- WORK TO COMPLETE -
Pick out all lines in the listing holding the string "Bożey" and copy them.

- RECORD LIST -
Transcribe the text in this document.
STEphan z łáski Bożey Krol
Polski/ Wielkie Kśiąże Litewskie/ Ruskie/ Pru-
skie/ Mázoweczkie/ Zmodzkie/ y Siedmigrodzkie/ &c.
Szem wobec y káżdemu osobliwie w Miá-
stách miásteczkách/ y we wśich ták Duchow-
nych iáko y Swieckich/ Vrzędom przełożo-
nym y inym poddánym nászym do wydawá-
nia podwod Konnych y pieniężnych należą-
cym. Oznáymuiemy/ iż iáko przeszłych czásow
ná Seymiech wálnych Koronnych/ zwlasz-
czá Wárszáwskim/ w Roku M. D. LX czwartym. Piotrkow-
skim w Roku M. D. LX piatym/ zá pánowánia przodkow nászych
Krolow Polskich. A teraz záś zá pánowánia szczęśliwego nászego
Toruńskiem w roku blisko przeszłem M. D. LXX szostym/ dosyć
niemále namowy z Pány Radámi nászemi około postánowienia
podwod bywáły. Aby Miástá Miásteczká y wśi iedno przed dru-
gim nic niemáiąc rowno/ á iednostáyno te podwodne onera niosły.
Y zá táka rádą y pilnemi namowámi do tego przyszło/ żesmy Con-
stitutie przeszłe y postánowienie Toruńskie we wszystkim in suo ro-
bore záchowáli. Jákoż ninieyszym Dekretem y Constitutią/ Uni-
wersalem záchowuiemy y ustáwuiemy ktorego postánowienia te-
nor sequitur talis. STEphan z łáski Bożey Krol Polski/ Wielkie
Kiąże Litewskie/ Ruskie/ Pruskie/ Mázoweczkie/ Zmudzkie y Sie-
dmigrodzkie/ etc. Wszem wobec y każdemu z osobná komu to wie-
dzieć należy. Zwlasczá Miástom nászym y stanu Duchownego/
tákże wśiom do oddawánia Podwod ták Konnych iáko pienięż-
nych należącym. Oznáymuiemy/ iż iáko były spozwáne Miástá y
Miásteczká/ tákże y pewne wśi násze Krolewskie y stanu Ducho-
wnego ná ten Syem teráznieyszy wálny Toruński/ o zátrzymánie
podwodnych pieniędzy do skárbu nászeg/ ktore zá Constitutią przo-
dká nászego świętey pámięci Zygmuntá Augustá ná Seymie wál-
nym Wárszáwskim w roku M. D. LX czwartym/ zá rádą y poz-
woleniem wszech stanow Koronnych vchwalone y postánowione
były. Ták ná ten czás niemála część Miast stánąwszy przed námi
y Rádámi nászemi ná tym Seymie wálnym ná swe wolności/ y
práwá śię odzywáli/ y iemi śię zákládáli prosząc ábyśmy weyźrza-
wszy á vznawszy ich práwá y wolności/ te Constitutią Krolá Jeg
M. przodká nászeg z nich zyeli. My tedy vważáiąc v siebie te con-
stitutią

- FULL RESPONSE -
STEphan z łáski Bożey Krol
nor sequitur talis. STEphan z łáski Bożey Krol Polski/ Wielkie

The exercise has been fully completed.